• [What you need to do]: Search the material and gather each line with "thick" in it.

• [Provided material]:
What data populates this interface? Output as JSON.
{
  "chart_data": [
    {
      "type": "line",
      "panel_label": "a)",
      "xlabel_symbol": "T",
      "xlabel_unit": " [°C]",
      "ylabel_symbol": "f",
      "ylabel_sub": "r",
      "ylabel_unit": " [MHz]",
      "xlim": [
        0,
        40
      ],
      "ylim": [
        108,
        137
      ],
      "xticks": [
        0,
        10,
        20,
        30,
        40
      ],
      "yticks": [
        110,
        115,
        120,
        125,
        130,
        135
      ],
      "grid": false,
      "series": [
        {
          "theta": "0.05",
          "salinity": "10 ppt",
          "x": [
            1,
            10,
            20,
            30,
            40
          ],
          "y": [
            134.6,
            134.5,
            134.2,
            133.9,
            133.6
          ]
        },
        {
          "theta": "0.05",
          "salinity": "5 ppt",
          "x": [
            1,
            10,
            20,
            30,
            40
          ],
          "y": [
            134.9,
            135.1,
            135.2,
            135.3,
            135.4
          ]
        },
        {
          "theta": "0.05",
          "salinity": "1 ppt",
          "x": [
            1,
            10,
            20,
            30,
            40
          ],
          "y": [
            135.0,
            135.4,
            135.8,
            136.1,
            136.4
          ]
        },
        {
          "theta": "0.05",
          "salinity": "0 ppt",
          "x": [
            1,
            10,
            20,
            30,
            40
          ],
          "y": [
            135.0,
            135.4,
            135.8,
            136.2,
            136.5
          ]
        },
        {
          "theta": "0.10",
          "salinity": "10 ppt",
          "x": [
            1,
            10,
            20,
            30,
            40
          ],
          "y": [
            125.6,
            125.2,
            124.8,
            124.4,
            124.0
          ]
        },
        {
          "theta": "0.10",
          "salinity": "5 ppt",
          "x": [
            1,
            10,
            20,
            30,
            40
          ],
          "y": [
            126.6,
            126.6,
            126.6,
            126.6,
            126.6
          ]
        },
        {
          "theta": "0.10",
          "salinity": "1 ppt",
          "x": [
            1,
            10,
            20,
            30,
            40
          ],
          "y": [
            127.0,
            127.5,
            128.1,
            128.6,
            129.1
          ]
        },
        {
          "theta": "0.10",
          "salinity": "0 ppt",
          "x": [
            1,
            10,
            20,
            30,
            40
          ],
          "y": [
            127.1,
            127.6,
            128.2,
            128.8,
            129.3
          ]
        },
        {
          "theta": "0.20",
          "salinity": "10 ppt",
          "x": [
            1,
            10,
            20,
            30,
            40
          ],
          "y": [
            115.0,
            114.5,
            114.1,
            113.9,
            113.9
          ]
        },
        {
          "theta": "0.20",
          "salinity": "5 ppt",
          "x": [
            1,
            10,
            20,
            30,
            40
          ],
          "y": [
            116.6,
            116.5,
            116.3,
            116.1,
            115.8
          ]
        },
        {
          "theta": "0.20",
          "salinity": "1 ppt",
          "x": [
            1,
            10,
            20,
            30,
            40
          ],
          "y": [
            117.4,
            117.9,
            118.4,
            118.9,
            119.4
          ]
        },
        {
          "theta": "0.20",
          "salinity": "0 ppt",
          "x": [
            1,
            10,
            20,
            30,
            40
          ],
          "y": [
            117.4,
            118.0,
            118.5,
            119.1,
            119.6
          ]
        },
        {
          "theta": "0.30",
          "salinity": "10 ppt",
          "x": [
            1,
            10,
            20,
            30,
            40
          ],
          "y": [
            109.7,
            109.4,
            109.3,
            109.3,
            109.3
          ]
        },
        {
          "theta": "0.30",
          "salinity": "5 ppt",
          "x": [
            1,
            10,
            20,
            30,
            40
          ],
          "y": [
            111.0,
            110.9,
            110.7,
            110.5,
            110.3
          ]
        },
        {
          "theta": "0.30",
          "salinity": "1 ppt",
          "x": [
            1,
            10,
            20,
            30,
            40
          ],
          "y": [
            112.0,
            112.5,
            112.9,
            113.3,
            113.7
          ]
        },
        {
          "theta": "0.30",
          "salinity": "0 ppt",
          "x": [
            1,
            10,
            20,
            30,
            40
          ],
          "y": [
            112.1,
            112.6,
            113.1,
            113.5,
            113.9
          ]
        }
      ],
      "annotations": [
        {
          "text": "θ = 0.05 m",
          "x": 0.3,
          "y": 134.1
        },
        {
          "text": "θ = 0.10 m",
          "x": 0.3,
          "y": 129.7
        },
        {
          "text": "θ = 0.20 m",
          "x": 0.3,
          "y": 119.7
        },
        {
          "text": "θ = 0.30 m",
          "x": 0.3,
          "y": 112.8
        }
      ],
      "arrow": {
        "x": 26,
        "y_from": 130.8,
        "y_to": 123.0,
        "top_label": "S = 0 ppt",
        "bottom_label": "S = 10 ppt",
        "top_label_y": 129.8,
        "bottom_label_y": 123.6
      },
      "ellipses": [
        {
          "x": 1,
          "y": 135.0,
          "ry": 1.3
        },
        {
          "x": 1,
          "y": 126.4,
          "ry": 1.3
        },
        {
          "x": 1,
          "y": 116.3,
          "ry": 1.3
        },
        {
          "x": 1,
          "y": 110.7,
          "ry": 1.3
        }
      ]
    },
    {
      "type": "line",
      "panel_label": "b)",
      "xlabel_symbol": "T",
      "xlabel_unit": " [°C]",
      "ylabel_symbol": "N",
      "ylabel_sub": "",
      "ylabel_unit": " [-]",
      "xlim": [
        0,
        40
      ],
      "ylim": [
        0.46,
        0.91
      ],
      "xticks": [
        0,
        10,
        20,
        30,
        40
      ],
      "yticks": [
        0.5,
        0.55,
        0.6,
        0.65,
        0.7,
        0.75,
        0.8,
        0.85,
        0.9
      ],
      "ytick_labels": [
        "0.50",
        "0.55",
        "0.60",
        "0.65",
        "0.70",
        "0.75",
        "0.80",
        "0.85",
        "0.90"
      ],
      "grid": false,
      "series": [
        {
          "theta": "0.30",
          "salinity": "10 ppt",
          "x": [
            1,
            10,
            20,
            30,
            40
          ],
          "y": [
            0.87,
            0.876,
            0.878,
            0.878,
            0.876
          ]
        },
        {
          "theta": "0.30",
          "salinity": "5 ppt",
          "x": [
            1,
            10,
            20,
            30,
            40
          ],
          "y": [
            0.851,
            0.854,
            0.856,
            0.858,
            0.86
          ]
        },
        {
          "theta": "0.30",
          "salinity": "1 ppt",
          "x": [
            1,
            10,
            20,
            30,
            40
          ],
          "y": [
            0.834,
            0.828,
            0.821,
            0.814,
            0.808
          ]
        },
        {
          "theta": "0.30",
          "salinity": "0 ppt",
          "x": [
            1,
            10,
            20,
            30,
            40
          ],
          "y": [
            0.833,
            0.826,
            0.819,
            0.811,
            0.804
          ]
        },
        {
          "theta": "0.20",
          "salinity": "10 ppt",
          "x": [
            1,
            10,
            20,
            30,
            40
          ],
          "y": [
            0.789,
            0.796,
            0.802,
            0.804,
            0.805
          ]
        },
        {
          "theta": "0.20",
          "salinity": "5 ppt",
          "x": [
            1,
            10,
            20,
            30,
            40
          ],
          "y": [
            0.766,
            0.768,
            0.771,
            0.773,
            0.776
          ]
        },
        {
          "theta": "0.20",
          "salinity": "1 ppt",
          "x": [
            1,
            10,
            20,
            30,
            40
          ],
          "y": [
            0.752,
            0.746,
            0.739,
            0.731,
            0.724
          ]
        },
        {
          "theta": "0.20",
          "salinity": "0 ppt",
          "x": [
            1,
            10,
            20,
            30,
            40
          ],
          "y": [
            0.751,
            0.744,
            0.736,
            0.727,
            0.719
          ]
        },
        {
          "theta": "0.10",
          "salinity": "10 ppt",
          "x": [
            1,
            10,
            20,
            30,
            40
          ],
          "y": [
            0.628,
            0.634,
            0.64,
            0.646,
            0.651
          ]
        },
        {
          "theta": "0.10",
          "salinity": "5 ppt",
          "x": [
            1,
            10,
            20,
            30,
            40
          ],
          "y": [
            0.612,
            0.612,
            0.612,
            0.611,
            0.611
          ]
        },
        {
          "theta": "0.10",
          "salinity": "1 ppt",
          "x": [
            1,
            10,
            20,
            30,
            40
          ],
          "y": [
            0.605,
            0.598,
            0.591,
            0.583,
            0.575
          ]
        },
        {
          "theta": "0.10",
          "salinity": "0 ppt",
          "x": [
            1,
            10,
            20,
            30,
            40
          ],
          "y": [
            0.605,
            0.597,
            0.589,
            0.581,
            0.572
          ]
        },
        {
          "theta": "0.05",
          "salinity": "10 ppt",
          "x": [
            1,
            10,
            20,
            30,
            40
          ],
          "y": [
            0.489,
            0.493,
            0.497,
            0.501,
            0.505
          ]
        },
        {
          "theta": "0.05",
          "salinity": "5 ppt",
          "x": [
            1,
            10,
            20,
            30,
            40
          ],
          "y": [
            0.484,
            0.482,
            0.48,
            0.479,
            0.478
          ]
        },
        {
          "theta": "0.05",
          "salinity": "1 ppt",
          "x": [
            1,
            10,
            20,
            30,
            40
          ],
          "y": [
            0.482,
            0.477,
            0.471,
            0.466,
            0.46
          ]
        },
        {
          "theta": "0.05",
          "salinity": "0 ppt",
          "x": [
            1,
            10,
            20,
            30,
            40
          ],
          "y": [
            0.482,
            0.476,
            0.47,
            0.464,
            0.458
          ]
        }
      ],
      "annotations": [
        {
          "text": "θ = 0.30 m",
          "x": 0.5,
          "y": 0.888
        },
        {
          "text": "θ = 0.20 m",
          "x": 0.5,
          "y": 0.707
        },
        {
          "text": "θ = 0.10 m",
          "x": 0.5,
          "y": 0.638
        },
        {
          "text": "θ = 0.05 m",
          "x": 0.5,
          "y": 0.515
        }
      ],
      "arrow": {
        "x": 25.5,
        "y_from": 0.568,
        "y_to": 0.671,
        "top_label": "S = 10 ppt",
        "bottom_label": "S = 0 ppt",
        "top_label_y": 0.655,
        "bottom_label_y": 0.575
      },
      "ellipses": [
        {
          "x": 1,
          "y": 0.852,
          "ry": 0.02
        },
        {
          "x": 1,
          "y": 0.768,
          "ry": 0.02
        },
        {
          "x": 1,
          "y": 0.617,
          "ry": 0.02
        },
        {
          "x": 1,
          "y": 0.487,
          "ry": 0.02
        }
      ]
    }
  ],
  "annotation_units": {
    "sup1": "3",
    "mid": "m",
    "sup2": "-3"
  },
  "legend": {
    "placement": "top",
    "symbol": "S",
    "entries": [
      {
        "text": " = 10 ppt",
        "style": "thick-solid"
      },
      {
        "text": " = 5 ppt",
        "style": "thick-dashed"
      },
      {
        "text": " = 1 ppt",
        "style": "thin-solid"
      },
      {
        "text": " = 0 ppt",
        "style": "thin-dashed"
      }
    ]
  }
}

• [Answer to the task]:
        "style": "thick-solid"
        "style": "thick-dashed"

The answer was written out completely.